[start]
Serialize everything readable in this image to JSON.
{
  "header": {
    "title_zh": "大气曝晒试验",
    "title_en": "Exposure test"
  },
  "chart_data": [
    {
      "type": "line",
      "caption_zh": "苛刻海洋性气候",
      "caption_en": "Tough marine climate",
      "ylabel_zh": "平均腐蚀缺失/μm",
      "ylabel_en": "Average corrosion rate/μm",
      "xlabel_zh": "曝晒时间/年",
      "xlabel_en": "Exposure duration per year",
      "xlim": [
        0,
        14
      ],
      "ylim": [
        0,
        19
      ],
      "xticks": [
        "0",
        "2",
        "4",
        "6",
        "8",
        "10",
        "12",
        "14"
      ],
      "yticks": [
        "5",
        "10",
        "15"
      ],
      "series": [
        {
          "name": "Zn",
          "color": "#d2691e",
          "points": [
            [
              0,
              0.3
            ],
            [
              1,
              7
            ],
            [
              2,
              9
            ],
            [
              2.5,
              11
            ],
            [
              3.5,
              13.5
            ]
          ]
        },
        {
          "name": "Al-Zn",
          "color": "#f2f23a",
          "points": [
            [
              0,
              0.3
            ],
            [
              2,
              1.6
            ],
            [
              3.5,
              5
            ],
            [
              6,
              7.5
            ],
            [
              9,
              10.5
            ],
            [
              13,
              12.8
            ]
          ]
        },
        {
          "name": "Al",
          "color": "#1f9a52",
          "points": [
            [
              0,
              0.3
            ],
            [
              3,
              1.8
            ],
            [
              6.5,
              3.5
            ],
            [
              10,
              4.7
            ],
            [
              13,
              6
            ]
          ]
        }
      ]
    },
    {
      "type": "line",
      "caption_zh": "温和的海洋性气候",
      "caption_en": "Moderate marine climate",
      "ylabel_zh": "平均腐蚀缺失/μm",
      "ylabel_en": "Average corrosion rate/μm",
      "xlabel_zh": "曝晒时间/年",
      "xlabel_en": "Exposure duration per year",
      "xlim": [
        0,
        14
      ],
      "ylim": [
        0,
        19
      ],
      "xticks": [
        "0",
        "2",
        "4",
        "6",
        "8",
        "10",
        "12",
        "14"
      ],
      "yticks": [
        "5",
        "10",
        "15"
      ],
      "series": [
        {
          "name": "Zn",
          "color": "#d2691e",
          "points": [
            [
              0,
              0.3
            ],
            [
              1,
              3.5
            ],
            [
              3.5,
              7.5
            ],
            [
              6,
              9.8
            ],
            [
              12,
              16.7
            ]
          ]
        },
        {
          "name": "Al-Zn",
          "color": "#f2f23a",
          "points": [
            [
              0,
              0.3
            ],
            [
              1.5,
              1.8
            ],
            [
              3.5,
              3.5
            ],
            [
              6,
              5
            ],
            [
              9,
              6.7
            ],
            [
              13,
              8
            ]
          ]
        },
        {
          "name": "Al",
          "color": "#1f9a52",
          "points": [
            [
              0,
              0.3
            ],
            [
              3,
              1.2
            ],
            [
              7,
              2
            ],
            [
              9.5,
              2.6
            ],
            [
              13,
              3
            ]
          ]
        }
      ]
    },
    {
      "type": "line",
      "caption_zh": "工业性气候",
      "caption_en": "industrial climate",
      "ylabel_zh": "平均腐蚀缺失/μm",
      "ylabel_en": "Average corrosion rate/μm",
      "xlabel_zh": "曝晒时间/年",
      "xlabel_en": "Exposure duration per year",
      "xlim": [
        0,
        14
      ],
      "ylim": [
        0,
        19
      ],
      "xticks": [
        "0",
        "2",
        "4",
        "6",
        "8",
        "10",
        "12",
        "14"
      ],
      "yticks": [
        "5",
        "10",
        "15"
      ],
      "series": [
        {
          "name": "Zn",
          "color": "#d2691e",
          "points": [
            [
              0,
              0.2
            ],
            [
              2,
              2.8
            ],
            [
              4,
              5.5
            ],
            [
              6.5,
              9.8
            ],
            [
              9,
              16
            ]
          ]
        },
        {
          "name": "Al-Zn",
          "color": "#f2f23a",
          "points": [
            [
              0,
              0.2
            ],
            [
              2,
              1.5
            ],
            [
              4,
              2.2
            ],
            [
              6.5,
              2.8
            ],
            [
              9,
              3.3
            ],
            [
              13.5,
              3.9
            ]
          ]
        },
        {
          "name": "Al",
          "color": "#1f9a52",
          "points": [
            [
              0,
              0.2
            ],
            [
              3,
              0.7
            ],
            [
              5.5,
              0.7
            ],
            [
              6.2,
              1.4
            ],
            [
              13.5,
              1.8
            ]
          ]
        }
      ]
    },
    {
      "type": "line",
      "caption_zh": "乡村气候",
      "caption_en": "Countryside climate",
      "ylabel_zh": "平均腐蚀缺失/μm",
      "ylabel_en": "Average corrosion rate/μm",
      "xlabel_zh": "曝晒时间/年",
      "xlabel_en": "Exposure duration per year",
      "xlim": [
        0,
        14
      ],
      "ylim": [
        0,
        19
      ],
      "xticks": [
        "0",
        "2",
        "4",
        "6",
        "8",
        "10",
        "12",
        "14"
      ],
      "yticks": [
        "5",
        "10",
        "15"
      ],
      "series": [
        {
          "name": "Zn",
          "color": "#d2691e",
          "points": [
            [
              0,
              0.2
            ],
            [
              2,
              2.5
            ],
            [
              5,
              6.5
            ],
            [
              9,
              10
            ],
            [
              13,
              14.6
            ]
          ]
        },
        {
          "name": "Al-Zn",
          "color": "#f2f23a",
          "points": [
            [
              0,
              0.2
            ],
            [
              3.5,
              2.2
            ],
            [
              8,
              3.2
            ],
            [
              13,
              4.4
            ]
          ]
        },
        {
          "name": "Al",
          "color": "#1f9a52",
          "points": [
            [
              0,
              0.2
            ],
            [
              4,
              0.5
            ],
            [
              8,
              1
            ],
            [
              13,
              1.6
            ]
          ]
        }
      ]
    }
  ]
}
[end]
### Aim of the task
Reproduce each line verbatim.

### Complete answer
Serialize everything readable in this image to JSON.
{
  "header": {
    "title_zh": "大气曝晒试验",
    "title_en": "Exposure test"
  },
  "chart_data": [
    {
      "type": "line",
      "caption_zh": "苛刻海洋性气候",
      "caption_en": "Tough marine climate",
      "ylabel_zh": "平均腐蚀缺失/μm",
      "ylabel_en": "Average corrosion rate/μm",
      "xlabel_zh": "曝晒时间/年",
      "xlabel_en": "Exposure duration per year",
      "xlim": [
        0,
        14
      ],
      "ylim": [
        0,
        19
      ],
      "xticks": [
        "0",
        "2",
        "4",
        "6",
        "8",
        "10",
        "12",
        "14"
      ],
      "yticks": [
        "5",
        "10",
        "15"
      ],
      "series": [
        {
          "name": "Zn",
          "color": "#d2691e",
          "points": [
            [
              0,
              0.3
            ],
            [
              1,
              7
            ],
            [
              2,
              9
            ],
            [
              2.5,
              11
            ],
            [
              3.5,
              13.5
            ]
          ]
        },
        {
          "name": "Al-Zn",
          "color": "#f2f23a",
          "points": [
            [
              0,
              0.3
            ],
            [
              2,
              1.6
            ],
            [
              3.5,
              5
            ],
            [
              6,
              7.5
            ],
            [
              9,
              10.5
            ],
            [
              13,
              12.8
            ]
          ]
        },
        {
          "name": "Al",
          "color": "#1f9a52",
          "points": [
            [
              0,
              0.3
            ],
            [
              3,
              1.8
            ],
            [
              6.5,
              3.5
            ],
            [
              10,
              4.7
            ],
            [
              13,
              6
            ]
          ]
        }
      ]
    },
    {
      "type": "line",
      "caption_zh": "温和的海洋性气候",
      "caption_en": "Moderate marine climate",
      "ylabel_zh": "平均腐蚀缺失/μm",
      "ylabel_en": "Average corrosion rate/μm",
      "xlabel_zh": "曝晒时间/年",
      "xlabel_en": "Exposure duration per year",
      "xlim": [
        0,
        14
      ],
      "ylim": [
        0,
        19
      ],
      "xticks": [
        "0",
        "2",
        "4",
        "6",
        "8",
        "10",
        "12",
        "14"
      ],
      "yticks": [
        "5",
        "10",
        "15"
      ],
      "series": [
        {
          "name": "Zn",
          "color": "#d2691e",
          "points": [
            [
              0,
              0.3
            ],
            [
              1,
              3.5
            ],
            [
              3.5,
              7.5
            ],
            [
              6,
              9.8
            ],
            [
              12,
              16.7
            ]
          ]
        },
        {
          "name": "Al-Zn",
          "color": "#f2f23a",
          "points": [
            [
              0,
              0.3
            ],
            [
              1.5,
              1.8
            ],
            [
              3.5,
              3.5
            ],
            [
              6,
              5
            ],
            [
              9,
              6.7
            ],
            [
              13,
              8
            ]
          ]
        },
        {
          "name": "Al",
          "color": "#1f9a52",
          "points": [
            [
              0,
              0.3
            ],
            [
              3,
              1.2
            ],
            [
              7,
              2
            ],
            [
              9.5,
              2.6
            ],
            [
              13,
              3
            ]
          ]
        }
      ]
    },
    {
      "type": "line",
      "caption_zh": "工业性气候",
      "caption_en": "industrial climate",
      "ylabel_zh": "平均腐蚀缺失/μm",
      "ylabel_en": "Average corrosion rate/μm",
      "xlabel_zh": "曝晒时间/年",
      "xlabel_en": "Exposure duration per year",
      "xlim": [
        0,
        14
      ],
      "ylim": [
        0,
        19
      ],
      "xticks": [
        "0",
        "2",
        "4",
        "6",
        "8",
        "10",
        "12",
        "14"
      ],
      "yticks": [
        "5",
        "10",
        "15"
      ],
      "series": [
        {
          "name": "Zn",
          "color": "#d2691e",
          "points": [
            [
              0,
              0.2
            ],
            [
              2,
              2.8
            ],
            [
              4,
              5.5
            ],
            [
              6.5,
              9.8
            ],
            [
              9,
              16
            ]
          ]
        },
        {
          "name": "Al-Zn",
          "color": "#f2f23a",
          "points": [
            [
              0,
              0.2
            ],
            [
              2,
              1.5
            ],
            [
              4,
              2.2
            ],
            [
              6.5,
              2.8
            ],
            [
              9,
              3.3
            ],
            [
              13.5,
              3.9
            ]
          ]
        },
        {
          "name": "Al",
          "color": "#1f9a52",
          "points": [
            [
              0,
              0.2
            ],
            [
              3,
              0.7
            ],
            [
              5.5,
              0.7
            ],
            [
              6.2,
              1.4
            ],
            [
              13.5,
              1.8
            ]
          ]
        }
      ]
    },
    {
      "type": "line",
      "caption_zh": "乡村气候",
      "caption_en": "Countryside climate",
      "ylabel_zh": "平均腐蚀缺失/μm",
      "ylabel_en": "Average corrosion rate/μm",
      "xlabel_zh": "曝晒时间/年",
      "xlabel_en": "Exposure duration per year",
      "xlim": [
        0,
        14
      ],
      "ylim": [
        0,
        19
      ],
      "xticks": [
        "0",
        "2",
        "4",
        "6",
        "8",
        "10",
        "12",
        "14"
      ],
      "yticks": [
        "5",
        "10",
        "15"
      ],
      "series": [
        {
          "name": "Zn",
          "color": "#d2691e",
          "points": [
            [
              0,
              0.2
            ],
            [
              2,
              2.5
            ],
            [
              5,
              6.5
            ],
            [
              9,
              10
            ],
            [
              13,
              14.6
            ]
          ]
        },
        {
          "name": "Al-Zn",
          "color": "#f2f23a",
          "points": [
            [
              0,
              0.2
            ],
            [
              3.5,
              2.2
            ],
            [
              8,
              3.2
            ],
            [
              13,
              4.4
            ]
          ]
        },
        {
          "name": "Al",
          "color": "#1f9a52",
          "points": [
            [
              0,
              0.2
            ],
            [
              4,
              0.5
            ],
            [
              8,
              1
            ],
            [
              13,
              1.6
            ]
          ]
        }
      ]
    }
  ]
}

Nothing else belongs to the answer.